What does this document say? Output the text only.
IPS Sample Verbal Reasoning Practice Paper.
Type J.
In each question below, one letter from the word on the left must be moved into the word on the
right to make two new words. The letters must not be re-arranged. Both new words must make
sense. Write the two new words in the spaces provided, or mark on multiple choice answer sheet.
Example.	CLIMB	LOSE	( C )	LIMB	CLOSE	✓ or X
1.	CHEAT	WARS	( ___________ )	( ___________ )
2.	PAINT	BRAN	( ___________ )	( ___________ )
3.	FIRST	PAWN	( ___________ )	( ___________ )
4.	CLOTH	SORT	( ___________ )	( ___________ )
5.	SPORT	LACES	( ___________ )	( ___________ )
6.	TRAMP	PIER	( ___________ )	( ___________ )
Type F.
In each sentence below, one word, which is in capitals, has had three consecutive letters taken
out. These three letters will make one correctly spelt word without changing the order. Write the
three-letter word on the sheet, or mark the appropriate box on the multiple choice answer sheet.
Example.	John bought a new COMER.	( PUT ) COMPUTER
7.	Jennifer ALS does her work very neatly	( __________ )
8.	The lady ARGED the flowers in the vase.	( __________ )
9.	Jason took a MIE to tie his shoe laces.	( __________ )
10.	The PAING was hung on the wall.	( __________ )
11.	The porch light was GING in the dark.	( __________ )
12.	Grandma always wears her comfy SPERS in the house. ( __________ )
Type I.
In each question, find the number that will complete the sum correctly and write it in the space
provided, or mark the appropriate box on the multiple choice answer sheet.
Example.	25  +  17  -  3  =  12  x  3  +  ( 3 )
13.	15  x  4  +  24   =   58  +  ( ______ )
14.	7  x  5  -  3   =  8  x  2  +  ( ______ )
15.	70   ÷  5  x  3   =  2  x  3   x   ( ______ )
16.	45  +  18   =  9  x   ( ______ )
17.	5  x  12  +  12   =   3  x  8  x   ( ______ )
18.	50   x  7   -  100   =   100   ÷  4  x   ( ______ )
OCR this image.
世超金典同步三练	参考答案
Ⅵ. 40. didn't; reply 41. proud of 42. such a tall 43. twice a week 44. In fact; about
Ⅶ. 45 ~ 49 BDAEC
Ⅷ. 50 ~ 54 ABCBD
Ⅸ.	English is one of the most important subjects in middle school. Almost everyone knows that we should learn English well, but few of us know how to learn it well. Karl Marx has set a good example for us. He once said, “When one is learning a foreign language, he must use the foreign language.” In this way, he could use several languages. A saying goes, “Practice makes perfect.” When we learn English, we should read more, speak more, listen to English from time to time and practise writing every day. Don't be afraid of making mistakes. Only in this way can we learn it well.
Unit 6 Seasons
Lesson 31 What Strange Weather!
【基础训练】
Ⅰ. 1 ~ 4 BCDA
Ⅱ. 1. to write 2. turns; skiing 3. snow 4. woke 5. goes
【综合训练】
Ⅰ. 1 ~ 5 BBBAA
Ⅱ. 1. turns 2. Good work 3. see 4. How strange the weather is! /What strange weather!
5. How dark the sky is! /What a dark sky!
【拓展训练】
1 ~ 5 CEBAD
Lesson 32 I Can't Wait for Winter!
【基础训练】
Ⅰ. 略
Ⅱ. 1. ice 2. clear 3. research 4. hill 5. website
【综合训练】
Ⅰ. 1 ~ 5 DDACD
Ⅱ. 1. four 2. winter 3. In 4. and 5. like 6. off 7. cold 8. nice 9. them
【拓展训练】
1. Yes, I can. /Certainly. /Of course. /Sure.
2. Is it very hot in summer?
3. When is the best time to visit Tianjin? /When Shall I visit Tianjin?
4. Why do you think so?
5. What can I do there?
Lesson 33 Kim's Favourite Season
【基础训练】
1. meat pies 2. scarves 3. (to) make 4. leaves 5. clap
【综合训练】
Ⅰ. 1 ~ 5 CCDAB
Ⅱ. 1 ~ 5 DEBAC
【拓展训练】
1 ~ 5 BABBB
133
------------------------------
> Goal of the exercise: The answer consists only of the lines from the one containing "OCR this image." to the end of the records, each written out exactly.

> Result for this task:
OCR this image.
世超金典同步三练	参考答案
Ⅵ. 40. didn't; reply 41. proud of 42. such a tall 43. twice a week 44. In fact; about
Ⅶ. 45 ~ 49 BDAEC
Ⅷ. 50 ~ 54 ABCBD
Ⅸ.	English is one of the most important subjects in middle school. Almost everyone knows that we should learn English well, but few of us know how to learn it well. Karl Marx has set a good example for us. He once said, “When one is learning a foreign language, he must use the foreign language.” In this way, he could use several languages. A saying goes, “Practice makes perfect.” When we learn English, we should read more, speak more, listen to English from time to time and practise writing every day. Don't be afraid of making mistakes. Only in this way can we learn it well.
Unit 6 Seasons
Lesson 31 What Strange Weather!
【基础训练】
Ⅰ. 1 ~ 4 BCDA
Ⅱ. 1. to write 2. turns; skiing 3. snow 4. woke 5. goes
【综合训练】
Ⅰ. 1 ~ 5 BBBAA
Ⅱ. 1. turns 2. Good work 3. see 4. How strange the weather is! /What strange weather!
5. How dark the sky is! /What a dark sky!
【拓展训练】
1 ~ 5 CEBAD
Lesson 32 I Can't Wait for Winter!
【基础训练】
Ⅰ. 略
Ⅱ. 1. ice 2. clear 3. research 4. hill 5. website
【综合训练】
Ⅰ. 1 ~ 5 DDACD
Ⅱ. 1. four 2. winter 3. In 4. and 5. like 6. off 7. cold 8. nice 9. them
【拓展训练】
1. Yes, I can. /Certainly. /Of course. /Sure.
2. Is it very hot in summer?
3. When is the best time to visit Tianjin? /When Shall I visit Tianjin?
4. Why do you think so?
5. What can I do there?
Lesson 33 Kim's Favourite Season
【基础训练】
1. meat pies 2. scarves 3. (to) make 4. leaves 5. clap
【综合训练】
Ⅰ. 1 ~ 5 CCDAB
Ⅱ. 1 ~ 5 DEBAC
【拓展训练】
1 ~ 5 BABBB
133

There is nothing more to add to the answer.